▶

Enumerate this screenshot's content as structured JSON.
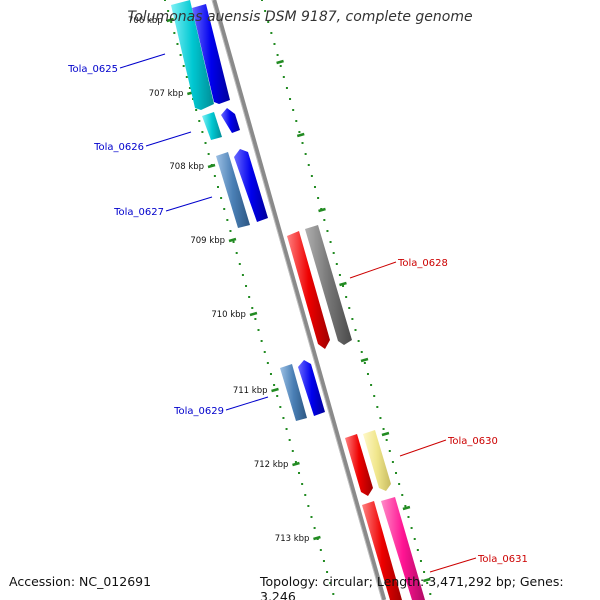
{
  "title": "Tolumonas auensis DSM 9187, complete genome",
  "footer": {
    "accession": "Accession: NC_012691",
    "summary": "Topology: circular; Length: 3,471,292 bp; Genes: 3,246"
  },
  "ticks": [
    {
      "label": "706 kbp"
    },
    {
      "label": "707 kbp"
    },
    {
      "label": "708 kbp"
    },
    {
      "label": "709 kbp"
    },
    {
      "label": "710 kbp"
    },
    {
      "label": "711 kbp"
    },
    {
      "label": "712 kbp"
    },
    {
      "label": "713 kbp"
    }
  ],
  "genes": [
    {
      "label": "Tola_0625",
      "strand": "minus",
      "color": "#0000cc"
    },
    {
      "label": "Tola_0626",
      "strand": "minus",
      "color": "#0000cc"
    },
    {
      "label": "Tola_0627",
      "strand": "minus",
      "color": "#0000cc"
    },
    {
      "label": "Tola_0628",
      "strand": "plus",
      "color": "#cc0000"
    },
    {
      "label": "Tola_0629",
      "strand": "minus",
      "color": "#0000cc"
    },
    {
      "label": "Tola_0630",
      "strand": "plus",
      "color": "#cc0000"
    },
    {
      "label": "Tola_0631",
      "strand": "plus",
      "color": "#cc0000"
    }
  ],
  "colors": {
    "backbone": "#8a8a8a",
    "dots": "#228b22",
    "cyan": "#00c8d2",
    "blue": "#0000ee",
    "steel": "#4a7fb5",
    "red": "#ee0000",
    "gray": "#777777",
    "khaki": "#f0e68c",
    "pink": "#ff1493"
  }
}
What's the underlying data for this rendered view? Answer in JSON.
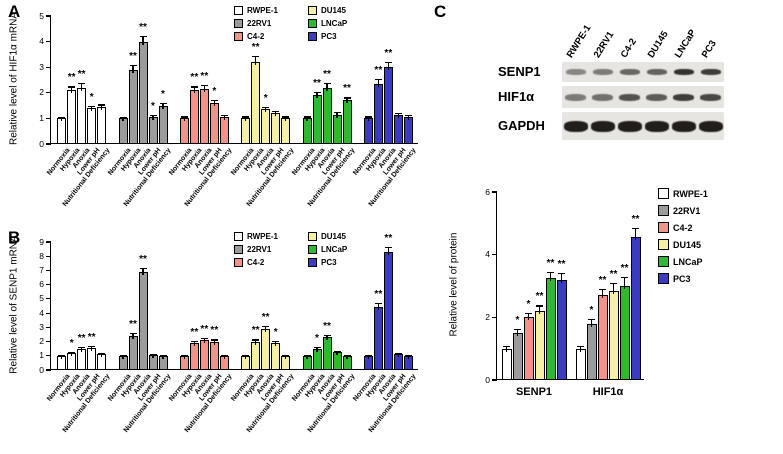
{
  "panels": {
    "a": {
      "label": "A"
    },
    "b": {
      "label": "B"
    },
    "c": {
      "label": "C"
    }
  },
  "conditions": [
    "Normoxia",
    "Hypoxia",
    "Anoxia",
    "Lower pH",
    "Nutritional Deficiency"
  ],
  "cell_lines": [
    {
      "name": "RWPE-1",
      "color": "#ffffff"
    },
    {
      "name": "22RV1",
      "color": "#9b9b9b"
    },
    {
      "name": "C4-2",
      "color": "#f3918b"
    },
    {
      "name": "DU145",
      "color": "#f6f0a6"
    },
    {
      "name": "LNCaP",
      "color": "#2eba2e"
    },
    {
      "name": "PC3",
      "color": "#3a3ac2"
    }
  ],
  "chart_data": [
    {
      "id": "chart-a",
      "type": "bar",
      "panel": "A",
      "ylabel": "Relative level of HIF1α mRNA",
      "ylim": [
        0,
        5
      ],
      "yticks": [
        0,
        1,
        2,
        3,
        4,
        5
      ],
      "grouping": "series",
      "categories": [
        "Normoxia",
        "Hypoxia",
        "Anoxia",
        "Lower pH",
        "Nutritional Deficiency"
      ],
      "series": [
        {
          "name": "RWPE-1",
          "color": "#ffffff",
          "values": [
            1.0,
            2.1,
            2.2,
            1.4,
            1.45
          ],
          "err": [
            0.06,
            0.15,
            0.2,
            0.1,
            0.1
          ],
          "sig": [
            "",
            "**",
            "**",
            "*",
            ""
          ]
        },
        {
          "name": "22RV1",
          "color": "#9b9b9b",
          "values": [
            1.0,
            2.9,
            4.0,
            1.05,
            1.5
          ],
          "err": [
            0.06,
            0.2,
            0.22,
            0.08,
            0.12
          ],
          "sig": [
            "",
            "**",
            "**",
            "*",
            "*"
          ]
        },
        {
          "name": "C4-2",
          "color": "#f3918b",
          "values": [
            1.0,
            2.1,
            2.15,
            1.6,
            1.05
          ],
          "err": [
            0.08,
            0.15,
            0.15,
            0.12,
            0.08
          ],
          "sig": [
            "",
            "**",
            "**",
            "*",
            ""
          ]
        },
        {
          "name": "DU145",
          "color": "#f6f0a6",
          "values": [
            1.0,
            3.2,
            1.35,
            1.2,
            1.0
          ],
          "err": [
            0.08,
            0.25,
            0.1,
            0.1,
            0.08
          ],
          "sig": [
            "",
            "**",
            "*",
            "",
            ""
          ]
        },
        {
          "name": "LNCaP",
          "color": "#2eba2e",
          "values": [
            1.0,
            1.9,
            2.2,
            1.15,
            1.7
          ],
          "err": [
            0.08,
            0.15,
            0.18,
            0.1,
            0.12
          ],
          "sig": [
            "",
            "**",
            "**",
            "",
            "**"
          ]
        },
        {
          "name": "PC3",
          "color": "#3a3ac2",
          "values": [
            1.0,
            2.35,
            3.0,
            1.15,
            1.05
          ],
          "err": [
            0.08,
            0.18,
            0.2,
            0.08,
            0.08
          ],
          "sig": [
            "",
            "**",
            "**",
            "",
            ""
          ]
        }
      ],
      "legend_position": "top-right"
    },
    {
      "id": "chart-b",
      "type": "bar",
      "panel": "B",
      "ylabel": "Relative level of SENP1 mRNA",
      "ylim": [
        0,
        9
      ],
      "yticks": [
        0,
        1,
        2,
        3,
        4,
        5,
        6,
        7,
        8,
        9
      ],
      "grouping": "series",
      "categories": [
        "Normoxia",
        "Hypoxia",
        "Anoxia",
        "Lower pH",
        "Nutritional Deficiency"
      ],
      "series": [
        {
          "name": "RWPE-1",
          "color": "#ffffff",
          "values": [
            1.0,
            1.2,
            1.5,
            1.55,
            1.1
          ],
          "err": [
            0.06,
            0.1,
            0.12,
            0.12,
            0.08
          ],
          "sig": [
            "",
            "*",
            "**",
            "**",
            ""
          ]
        },
        {
          "name": "22RV1",
          "color": "#9b9b9b",
          "values": [
            1.0,
            2.4,
            6.9,
            1.05,
            1.0
          ],
          "err": [
            0.08,
            0.2,
            0.3,
            0.08,
            0.08
          ],
          "sig": [
            "",
            "**",
            "**",
            "",
            ""
          ]
        },
        {
          "name": "C4-2",
          "color": "#f3918b",
          "values": [
            1.0,
            1.9,
            2.1,
            2.0,
            1.0
          ],
          "err": [
            0.08,
            0.15,
            0.15,
            0.15,
            0.08
          ],
          "sig": [
            "",
            "**",
            "**",
            "**",
            ""
          ]
        },
        {
          "name": "DU145",
          "color": "#f6f0a6",
          "values": [
            1.0,
            2.0,
            2.9,
            1.9,
            1.0
          ],
          "err": [
            0.08,
            0.15,
            0.2,
            0.15,
            0.08
          ],
          "sig": [
            "",
            "**",
            "**",
            "*",
            ""
          ]
        },
        {
          "name": "LNCaP",
          "color": "#2eba2e",
          "values": [
            1.0,
            1.5,
            2.3,
            1.25,
            1.0
          ],
          "err": [
            0.08,
            0.12,
            0.18,
            0.1,
            0.08
          ],
          "sig": [
            "",
            "*",
            "**",
            "",
            ""
          ]
        },
        {
          "name": "PC3",
          "color": "#3a3ac2",
          "values": [
            1.0,
            4.4,
            8.3,
            1.1,
            1.0
          ],
          "err": [
            0.08,
            0.3,
            0.35,
            0.08,
            0.08
          ],
          "sig": [
            "",
            "**",
            "**",
            "",
            ""
          ]
        }
      ],
      "legend_position": "top-right"
    },
    {
      "id": "chart-c",
      "type": "bar",
      "panel": "C",
      "ylabel": "Relative level of protein",
      "ylim": [
        0,
        6
      ],
      "yticks": [
        0,
        2,
        4,
        6
      ],
      "grouping": "category",
      "categories": [
        "SENP1",
        "HIF1α"
      ],
      "series": [
        {
          "name": "RWPE-1",
          "color": "#ffffff",
          "values": [
            1.0,
            1.0
          ],
          "err": [
            0.08,
            0.1
          ],
          "sig": [
            "",
            ""
          ]
        },
        {
          "name": "22RV1",
          "color": "#9b9b9b",
          "values": [
            1.5,
            1.8
          ],
          "err": [
            0.12,
            0.15
          ],
          "sig": [
            "*",
            "*"
          ]
        },
        {
          "name": "C4-2",
          "color": "#f3918b",
          "values": [
            2.0,
            2.7
          ],
          "err": [
            0.15,
            0.2
          ],
          "sig": [
            "*",
            "**"
          ]
        },
        {
          "name": "DU145",
          "color": "#f6f0a6",
          "values": [
            2.2,
            2.85
          ],
          "err": [
            0.18,
            0.25
          ],
          "sig": [
            "**",
            "**"
          ]
        },
        {
          "name": "LNCaP",
          "color": "#2eba2e",
          "values": [
            3.25,
            3.0
          ],
          "err": [
            0.2,
            0.3
          ],
          "sig": [
            "**",
            "**"
          ]
        },
        {
          "name": "PC3",
          "color": "#3a3ac2",
          "values": [
            3.2,
            4.55
          ],
          "err": [
            0.22,
            0.3
          ],
          "sig": [
            "**",
            "**"
          ]
        }
      ],
      "legend_position": "right"
    }
  ],
  "western_blot": {
    "lanes": [
      "RWPE-1",
      "22RV1",
      "C4-2",
      "DU145",
      "LNCaP",
      "PC3"
    ],
    "rows": [
      {
        "label": "SENP1",
        "band_height": 6,
        "band_width": 20,
        "intensities": [
          0.45,
          0.5,
          0.6,
          0.62,
          0.85,
          0.8
        ]
      },
      {
        "label": "HIF1α",
        "band_height": 7,
        "band_width": 21,
        "intensities": [
          0.5,
          0.55,
          0.7,
          0.65,
          0.8,
          0.75
        ]
      },
      {
        "label": "GAPDH",
        "band_height": 11,
        "band_width": 24,
        "intensities": [
          0.95,
          0.95,
          0.95,
          0.95,
          0.95,
          0.95
        ]
      }
    ]
  }
}
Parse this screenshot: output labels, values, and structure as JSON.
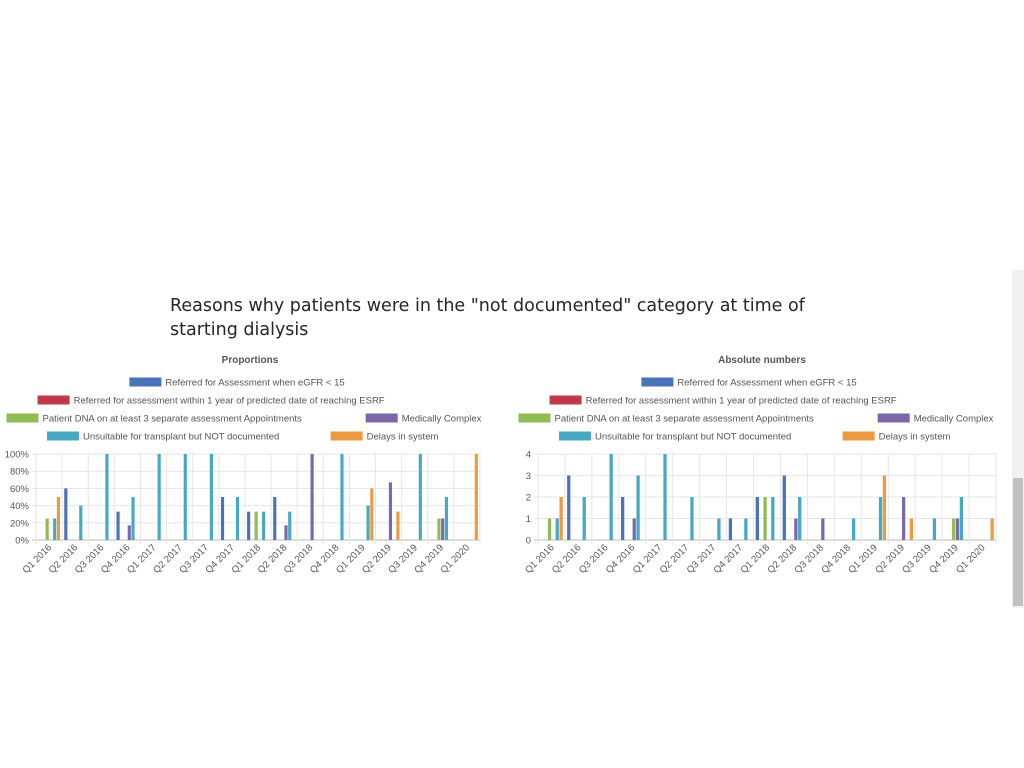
{
  "heading": "Reasons why patients were in the \"not documented\" category at time of starting dialysis",
  "colors": {
    "Referred for Assessment when eGFR < 15": "#4a72b8",
    "Referred for assessment within 1 year of predicted date of reaching ESRF": "#c0394b",
    "Patient DNA on at least 3 separate assessment Appointments": "#8fbc52",
    "Medically Complex": "#7b67ab",
    "Unsuitable for transplant but NOT documented": "#46a9c4",
    "Delays in system": "#ee9a3e"
  },
  "chart_data": [
    {
      "type": "bar",
      "title": "Proportions",
      "categories": [
        "Q1 2016",
        "Q2 2016",
        "Q3 2016",
        "Q4 2016",
        "Q1 2017",
        "Q2 2017",
        "Q3 2017",
        "Q4 2017",
        "Q1 2018",
        "Q2 2018",
        "Q3 2018",
        "Q4 2018",
        "Q1 2019",
        "Q2 2019",
        "Q3 2019",
        "Q4 2019",
        "Q1 2020"
      ],
      "yticks": [
        "0%",
        "20%",
        "40%",
        "60%",
        "80%",
        "100%"
      ],
      "ylim": [
        0,
        100
      ],
      "legend_position": "top",
      "series": [
        {
          "name": "Referred for Assessment when eGFR < 15",
          "values": [
            0,
            60,
            0,
            33,
            0,
            0,
            0,
            50,
            33,
            50,
            0,
            0,
            0,
            0,
            0,
            0,
            0
          ]
        },
        {
          "name": "Referred for assessment within 1 year of predicted date of reaching ESRF",
          "values": [
            0,
            0,
            0,
            0,
            0,
            0,
            0,
            0,
            0,
            0,
            0,
            0,
            0,
            0,
            0,
            0,
            0
          ]
        },
        {
          "name": "Patient DNA on at least 3 separate assessment Appointments",
          "values": [
            25,
            0,
            0,
            0,
            0,
            0,
            0,
            0,
            33,
            0,
            0,
            0,
            0,
            0,
            0,
            25,
            0
          ]
        },
        {
          "name": "Medically Complex",
          "values": [
            0,
            0,
            0,
            17,
            0,
            0,
            0,
            0,
            0,
            17,
            100,
            0,
            0,
            67,
            0,
            25,
            0
          ]
        },
        {
          "name": "Unsuitable for transplant but NOT documented",
          "values": [
            25,
            40,
            100,
            50,
            100,
            100,
            100,
            50,
            33,
            33,
            0,
            100,
            40,
            0,
            100,
            50,
            0
          ]
        },
        {
          "name": "Delays in system",
          "values": [
            50,
            0,
            0,
            0,
            0,
            0,
            0,
            0,
            0,
            0,
            0,
            0,
            60,
            33,
            0,
            0,
            100
          ]
        }
      ]
    },
    {
      "type": "bar",
      "title": "Absolute numbers",
      "categories": [
        "Q1 2016",
        "Q2 2016",
        "Q3 2016",
        "Q4 2016",
        "Q1 2017",
        "Q2 2017",
        "Q3 2017",
        "Q4 2017",
        "Q1 2018",
        "Q2 2018",
        "Q3 2018",
        "Q4 2018",
        "Q1 2019",
        "Q2 2019",
        "Q3 2019",
        "Q4 2019",
        "Q1 2020"
      ],
      "yticks": [
        "0",
        "1",
        "2",
        "3",
        "4"
      ],
      "ylim": [
        0,
        4
      ],
      "legend_position": "top",
      "series": [
        {
          "name": "Referred for Assessment when eGFR < 15",
          "values": [
            0,
            3,
            0,
            2,
            0,
            0,
            0,
            1,
            2,
            3,
            0,
            0,
            0,
            0,
            0,
            0,
            0
          ]
        },
        {
          "name": "Referred for assessment within 1 year of predicted date of reaching ESRF",
          "values": [
            0,
            0,
            0,
            0,
            0,
            0,
            0,
            0,
            0,
            0,
            0,
            0,
            0,
            0,
            0,
            0,
            0
          ]
        },
        {
          "name": "Patient DNA on at least 3 separate assessment Appointments",
          "values": [
            1,
            0,
            0,
            0,
            0,
            0,
            0,
            0,
            2,
            0,
            0,
            0,
            0,
            0,
            0,
            1,
            0
          ]
        },
        {
          "name": "Medically Complex",
          "values": [
            0,
            0,
            0,
            1,
            0,
            0,
            0,
            0,
            0,
            1,
            1,
            0,
            0,
            2,
            0,
            1,
            0
          ]
        },
        {
          "name": "Unsuitable for transplant but NOT documented",
          "values": [
            1,
            2,
            4,
            3,
            4,
            2,
            1,
            1,
            2,
            2,
            0,
            1,
            2,
            0,
            1,
            2,
            0
          ]
        },
        {
          "name": "Delays in system",
          "values": [
            2,
            0,
            0,
            0,
            0,
            0,
            0,
            0,
            0,
            0,
            0,
            0,
            3,
            1,
            0,
            0,
            1
          ]
        }
      ]
    }
  ]
}
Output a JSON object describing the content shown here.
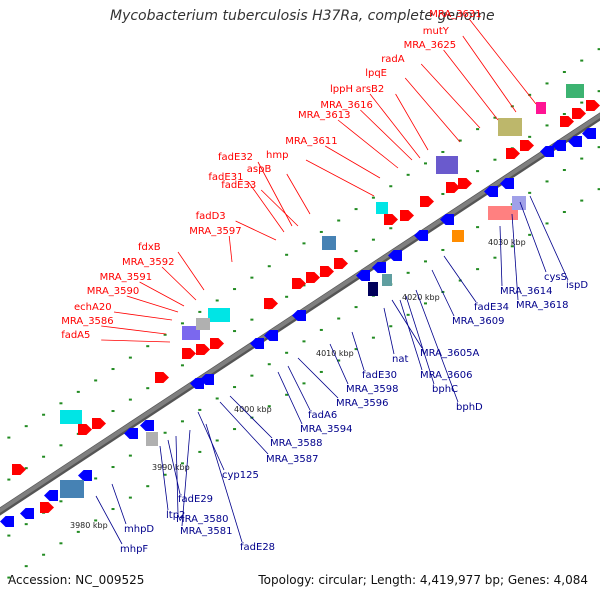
{
  "title": "Mycobacterium tuberculosis H37Ra, complete genome",
  "footer": {
    "accession": "Accession: NC_009525",
    "summary": "Topology: circular; Length: 4,419,977 bp; Genes: 4,084"
  },
  "kbp_markers": [
    "3980 kbp",
    "3990 kbp",
    "4000 kbp",
    "4010 kbp",
    "4020 kbp",
    "4030 kbp"
  ],
  "top_labels": [
    "fadA5",
    "MRA_3586",
    "echA20",
    "MRA_3590",
    "MRA_3591",
    "MRA_3592",
    "fdxB",
    "MRA_3597",
    "fadD3",
    "fadE31",
    "fadE32",
    "fadE33",
    "aspB",
    "hmp",
    "MRA_3611",
    "MRA_3613",
    "MRA_3616",
    "lppH",
    "arsB2",
    "lpqE",
    "radA",
    "MRA_3625",
    "mutY",
    "MRA_3631"
  ],
  "bottom_labels": [
    "mhpF",
    "mhpD",
    "ltp2",
    "fadE29",
    "MRA_3580",
    "MRA_3581",
    "fadE28",
    "cyp125",
    "MRA_3587",
    "MRA_3588",
    "MRA_3594",
    "fadA6",
    "MRA_3596",
    "MRA_3598",
    "fadE30",
    "nat",
    "MRA_3605A",
    "MRA_3606",
    "bphC",
    "bphD",
    "MRA_3609",
    "fadE34",
    "MRA_3614",
    "MRA_3618",
    "cysS",
    "ispD"
  ],
  "colors": {
    "forward_gene": "#ff0000",
    "reverse_gene": "#0000ff",
    "top_label": "#ff0000",
    "bottom_label": "#00008b",
    "backbone": "#7f7f7f",
    "tick": "#228b22"
  }
}
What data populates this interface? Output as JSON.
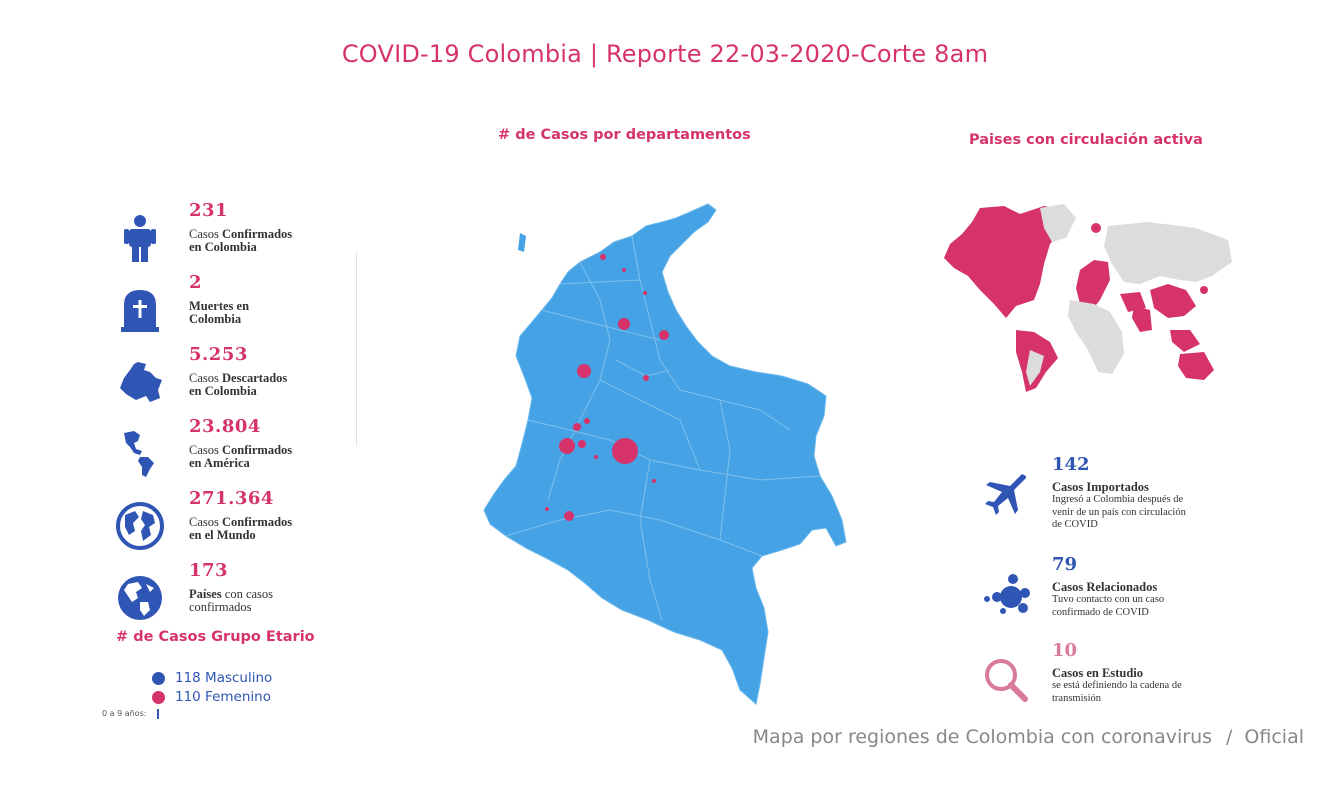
{
  "title": "COVID-19 Colombia | Reporte 22-03-2020-Corte 8am",
  "colors": {
    "accent": "#d6336c",
    "blue": "#2f55b5",
    "map": "#45a3e5",
    "gray": "#dcdcdc"
  },
  "left_stats": [
    {
      "value": "231",
      "prefix": "Casos",
      "bold": "Confirmados",
      "line2": "en Colombia",
      "icon": "person-icon"
    },
    {
      "value": "2",
      "prefix": "",
      "bold": "Muertes en",
      "line2": "Colombia",
      "icon": "tombstone-icon"
    },
    {
      "value": "5.253",
      "prefix": "Casos",
      "bold": "Descartados",
      "line2": "en Colombia",
      "icon": "colombia-map-icon"
    },
    {
      "value": "23.804",
      "prefix": "Casos",
      "bold": "Confirmados",
      "line2": "en América",
      "icon": "americas-icon"
    },
    {
      "value": "271.364",
      "prefix": "Casos",
      "bold": "Confirmados",
      "line2": "en el Mundo",
      "icon": "globe-icon"
    },
    {
      "value": "173",
      "prefix": "",
      "bold": "Países",
      "suffix": "con casos",
      "line2": "confirmados",
      "icon": "globe-americas-icon"
    }
  ],
  "age_group": {
    "title": "# de Casos Grupo Etario",
    "legend": [
      {
        "label": "118 Masculino",
        "color": "#2f55b5"
      },
      {
        "label": "110 Femenino",
        "color": "#d6336c"
      }
    ],
    "axis_label": "0 a 9 años:"
  },
  "map_section": {
    "title": "# de Casos por departamentos"
  },
  "world_section": {
    "title": "Paises con circulación activa"
  },
  "right_stats": [
    {
      "value": "142",
      "title": "Casos Importados",
      "sub": "Ingresó a Colombia después de venir de un país con circulación de COVID",
      "icon": "airplane-icon",
      "color": "#2f55b5"
    },
    {
      "value": "79",
      "title": "Casos Relacionados",
      "sub": "Tuvo contacto con un caso confirmado de COVID",
      "icon": "cluster-icon",
      "color": "#2f55b5"
    },
    {
      "value": "10",
      "title": "Casos en Estudio",
      "sub": "se está definiendo la cadena de transmisión",
      "icon": "magnifier-icon",
      "color": "#d6336c"
    }
  ],
  "caption": {
    "text": "Mapa por regiones de Colombia con coronavirus",
    "sep": "/",
    "source": "Oficial"
  }
}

◀

**TASK GOAL:**
Scan the records for the word "Length", and copy each line where it is found.

**TASK OUTPUT:**
    "summary": "Topology: circular; Length: 3,471,292 bp; Genes: 3,246"
    "summary": "Topology: circular; Length: 4,419,977 bp; Genes: 4,084"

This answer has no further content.